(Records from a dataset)
+++
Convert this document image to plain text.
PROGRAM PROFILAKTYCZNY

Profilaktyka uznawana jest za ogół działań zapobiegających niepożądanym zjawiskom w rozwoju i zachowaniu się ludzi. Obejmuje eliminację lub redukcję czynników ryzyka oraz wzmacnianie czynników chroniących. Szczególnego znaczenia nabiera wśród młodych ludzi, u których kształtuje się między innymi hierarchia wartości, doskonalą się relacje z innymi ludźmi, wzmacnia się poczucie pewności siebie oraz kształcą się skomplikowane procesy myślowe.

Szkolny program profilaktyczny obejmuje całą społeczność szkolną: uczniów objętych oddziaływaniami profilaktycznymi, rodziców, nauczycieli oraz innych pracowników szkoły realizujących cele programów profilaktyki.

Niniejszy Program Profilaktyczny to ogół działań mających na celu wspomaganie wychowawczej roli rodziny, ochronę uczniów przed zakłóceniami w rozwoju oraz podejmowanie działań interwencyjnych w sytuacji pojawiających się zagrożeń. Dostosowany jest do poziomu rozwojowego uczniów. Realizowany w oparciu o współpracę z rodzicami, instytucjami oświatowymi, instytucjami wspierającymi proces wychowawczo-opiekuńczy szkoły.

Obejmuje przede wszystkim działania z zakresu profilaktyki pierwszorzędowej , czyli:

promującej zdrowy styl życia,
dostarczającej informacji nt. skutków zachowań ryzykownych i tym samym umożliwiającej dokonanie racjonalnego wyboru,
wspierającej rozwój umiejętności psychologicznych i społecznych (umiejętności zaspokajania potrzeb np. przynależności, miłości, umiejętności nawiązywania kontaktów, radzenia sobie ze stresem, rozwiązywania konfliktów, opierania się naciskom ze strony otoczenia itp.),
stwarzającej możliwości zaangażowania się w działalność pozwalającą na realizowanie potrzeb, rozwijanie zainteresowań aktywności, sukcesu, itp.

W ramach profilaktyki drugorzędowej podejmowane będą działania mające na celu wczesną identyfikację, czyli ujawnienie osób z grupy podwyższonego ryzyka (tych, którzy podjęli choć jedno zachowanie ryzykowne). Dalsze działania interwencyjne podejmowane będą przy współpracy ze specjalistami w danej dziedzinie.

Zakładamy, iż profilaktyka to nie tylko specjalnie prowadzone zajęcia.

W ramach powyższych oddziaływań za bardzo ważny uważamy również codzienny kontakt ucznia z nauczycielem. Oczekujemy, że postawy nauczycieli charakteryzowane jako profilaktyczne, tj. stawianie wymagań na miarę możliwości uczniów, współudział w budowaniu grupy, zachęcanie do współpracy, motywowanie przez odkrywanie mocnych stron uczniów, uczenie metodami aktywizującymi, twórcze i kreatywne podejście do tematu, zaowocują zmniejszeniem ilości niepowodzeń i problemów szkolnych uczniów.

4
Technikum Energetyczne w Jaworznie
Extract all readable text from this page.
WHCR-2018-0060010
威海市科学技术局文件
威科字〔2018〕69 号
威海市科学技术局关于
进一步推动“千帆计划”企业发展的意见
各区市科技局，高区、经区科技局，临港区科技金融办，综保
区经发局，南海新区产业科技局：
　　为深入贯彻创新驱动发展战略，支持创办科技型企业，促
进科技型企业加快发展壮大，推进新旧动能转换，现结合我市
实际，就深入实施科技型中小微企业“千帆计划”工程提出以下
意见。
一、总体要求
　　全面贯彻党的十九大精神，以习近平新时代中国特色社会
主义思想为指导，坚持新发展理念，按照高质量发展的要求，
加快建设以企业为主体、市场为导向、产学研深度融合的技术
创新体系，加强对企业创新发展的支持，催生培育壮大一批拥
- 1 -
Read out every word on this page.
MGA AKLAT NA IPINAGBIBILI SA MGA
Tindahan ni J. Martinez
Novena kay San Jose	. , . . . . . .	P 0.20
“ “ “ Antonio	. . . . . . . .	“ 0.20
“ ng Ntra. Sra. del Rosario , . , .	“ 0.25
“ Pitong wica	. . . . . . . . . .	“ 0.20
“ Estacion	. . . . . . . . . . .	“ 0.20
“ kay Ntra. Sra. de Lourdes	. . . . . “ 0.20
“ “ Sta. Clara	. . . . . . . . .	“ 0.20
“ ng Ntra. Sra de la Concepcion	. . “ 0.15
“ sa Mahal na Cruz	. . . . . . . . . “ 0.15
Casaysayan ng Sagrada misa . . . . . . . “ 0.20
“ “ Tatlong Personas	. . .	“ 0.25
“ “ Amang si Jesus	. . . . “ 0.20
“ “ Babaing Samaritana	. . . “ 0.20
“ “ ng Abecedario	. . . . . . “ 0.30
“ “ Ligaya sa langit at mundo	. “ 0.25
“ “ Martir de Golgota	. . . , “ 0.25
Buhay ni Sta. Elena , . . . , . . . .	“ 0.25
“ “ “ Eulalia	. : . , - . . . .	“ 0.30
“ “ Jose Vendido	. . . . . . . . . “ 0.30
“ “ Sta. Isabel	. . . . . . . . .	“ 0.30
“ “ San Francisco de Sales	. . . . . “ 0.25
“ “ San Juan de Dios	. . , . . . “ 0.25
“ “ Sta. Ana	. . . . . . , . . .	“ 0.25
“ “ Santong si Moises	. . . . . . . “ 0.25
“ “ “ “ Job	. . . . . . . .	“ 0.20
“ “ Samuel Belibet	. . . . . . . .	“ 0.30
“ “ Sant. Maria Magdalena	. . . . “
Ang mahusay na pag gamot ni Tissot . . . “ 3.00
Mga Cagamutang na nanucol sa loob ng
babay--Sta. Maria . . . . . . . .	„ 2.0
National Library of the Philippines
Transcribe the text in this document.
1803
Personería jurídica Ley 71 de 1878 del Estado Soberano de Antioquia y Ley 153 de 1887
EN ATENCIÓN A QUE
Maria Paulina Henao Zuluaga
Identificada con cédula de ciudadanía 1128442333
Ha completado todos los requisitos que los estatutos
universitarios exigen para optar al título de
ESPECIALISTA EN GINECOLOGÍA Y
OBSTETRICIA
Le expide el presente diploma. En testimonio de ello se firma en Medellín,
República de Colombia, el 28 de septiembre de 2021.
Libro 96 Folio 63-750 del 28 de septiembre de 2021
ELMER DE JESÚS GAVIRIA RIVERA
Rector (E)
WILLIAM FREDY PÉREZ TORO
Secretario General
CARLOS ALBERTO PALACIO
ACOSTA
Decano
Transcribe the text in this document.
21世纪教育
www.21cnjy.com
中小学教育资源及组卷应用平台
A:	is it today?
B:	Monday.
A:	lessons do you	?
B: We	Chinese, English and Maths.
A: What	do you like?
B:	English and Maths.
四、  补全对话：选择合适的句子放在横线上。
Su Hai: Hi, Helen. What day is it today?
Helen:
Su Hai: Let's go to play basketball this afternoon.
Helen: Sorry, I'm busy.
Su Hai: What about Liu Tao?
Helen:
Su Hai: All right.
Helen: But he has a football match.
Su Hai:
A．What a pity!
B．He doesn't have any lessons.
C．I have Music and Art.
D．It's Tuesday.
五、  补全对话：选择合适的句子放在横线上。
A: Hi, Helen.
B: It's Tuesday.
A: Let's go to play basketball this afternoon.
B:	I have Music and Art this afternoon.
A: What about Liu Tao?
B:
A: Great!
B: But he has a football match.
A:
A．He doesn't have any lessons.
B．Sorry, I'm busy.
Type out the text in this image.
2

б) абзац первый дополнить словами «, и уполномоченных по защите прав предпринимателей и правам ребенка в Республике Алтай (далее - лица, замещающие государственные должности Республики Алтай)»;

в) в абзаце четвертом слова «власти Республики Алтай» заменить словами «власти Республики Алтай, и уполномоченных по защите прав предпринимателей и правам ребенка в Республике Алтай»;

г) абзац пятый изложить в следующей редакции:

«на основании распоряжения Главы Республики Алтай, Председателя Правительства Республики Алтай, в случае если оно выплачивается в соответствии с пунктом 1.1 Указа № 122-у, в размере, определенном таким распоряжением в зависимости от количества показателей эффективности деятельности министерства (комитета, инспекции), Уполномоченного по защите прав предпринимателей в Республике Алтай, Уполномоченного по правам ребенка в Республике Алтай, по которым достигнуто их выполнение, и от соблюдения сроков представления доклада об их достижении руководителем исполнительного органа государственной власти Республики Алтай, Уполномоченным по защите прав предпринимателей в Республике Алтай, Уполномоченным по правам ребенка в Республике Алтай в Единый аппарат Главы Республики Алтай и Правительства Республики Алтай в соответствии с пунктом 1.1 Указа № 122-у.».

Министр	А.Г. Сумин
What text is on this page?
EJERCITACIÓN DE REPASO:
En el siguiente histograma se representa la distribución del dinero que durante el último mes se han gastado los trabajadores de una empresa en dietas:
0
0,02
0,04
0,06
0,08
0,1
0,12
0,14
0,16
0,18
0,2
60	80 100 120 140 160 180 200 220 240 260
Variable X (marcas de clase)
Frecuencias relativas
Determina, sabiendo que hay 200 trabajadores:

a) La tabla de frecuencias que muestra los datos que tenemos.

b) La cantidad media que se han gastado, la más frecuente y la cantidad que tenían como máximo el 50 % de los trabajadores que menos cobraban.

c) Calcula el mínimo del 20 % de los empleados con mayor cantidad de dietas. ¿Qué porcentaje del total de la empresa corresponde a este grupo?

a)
+++
AIM » Give back only a number, the number of lines where the string "уполномоченных" occurs.

COMPLETE RESPONSE » 2